**Work instructions**
Using the note payment examples below, answer yes or no to each statement and quote the words of the text that settle it: (a) In Example 1, the notes are automatically called on the first Review Date. (b) In Example 2, the payment at maturity for each $1,000 principal amount note is $1,030.00. (c) In Example 1, more payments are made on the notes after the call.

**Document extract**
_____
Example 1 — The notes are automatically called on the second Review Date.

Date Closing Price of the Least Performing
Reference Stock
 
First Review Date $105.00 Notes are NOT automatically called
Second Review Date $105.00 Notes are automatically called
  Total Payment $1,060.00 (6.00% return)

Because the earliest an Automatic Call can occur is on the second Review Date, the notes are not automatically called on the first Review Date, even though the closing price of each Reference Stock is greater than or equal to its Stock Strike Price.

Because the closing price of each Reference Stock on the second Review Date is greater than or equal to its Stock Strike Price, the notes will be automatically called for a cash payment, for each $1,000 principal amount note, of $1,060.00 (or $1,000 plus the Interest Payment applicable to the corresponding Interest Payment Date), payable on the applicable Call Settlement Date. No further payments will be made on the notes.

 

Example 2 — Notes have NOT been automatically called and the Final Stock Price of the Least Performing Reference Stock is greater than or equal to its Trigger Value.

Date Closing Price of the Least Performing
Reference Stock
 
First Review Date $95.00 Notes NOT automatically called
Second Review Date $90.00 Notes NOT automatically called
Third Review Date $50.00 Notes NOT automatically called
Final Review Date $80.00 Final Stock Price of the Least Performing Reference Stock is greater than or equal to its Trigger Value
  Total Payment $1,120.00 (12.00% return)

Because the notes have not been automatically called and the Final Stock Price of the Least Performing Reference Stock is greater than or equal to its Trigger Value, the payment at maturity, for each $1,000 principal amount note, will be $1,030.00 (or $1,000 plus the Interest Payment applicable to the Maturity Date). When added to the Interest Payments received with respect to the prior Interest Payment Dates, the total amount paid, for each $1,000 principal amount note, is $1,120.00.

  
JPMorgan Structured Investments —PS-2
Auto Callable Yield Notes Linked to the Common Stock of Rockwell Automation, Inc., the Common Stock of Mettler-Toledo International Inc. and the Common Stock of General Mills, Inc.
_____
**Provided data**
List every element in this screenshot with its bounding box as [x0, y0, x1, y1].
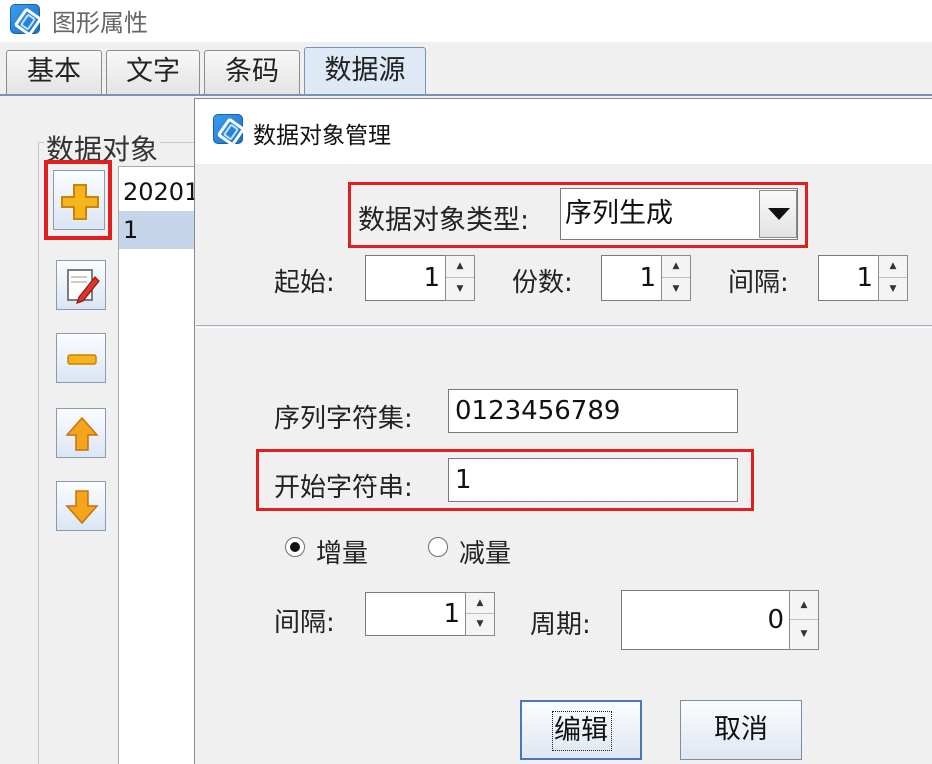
_____
**The solution**
(a) No: "the notes are not automatically called on the first Review Date"
(b) Yes: "the payment at maturity, for each $1,000 principal amount note, will be $1,030.00"
(c) No: "No further payments will be made on the notes."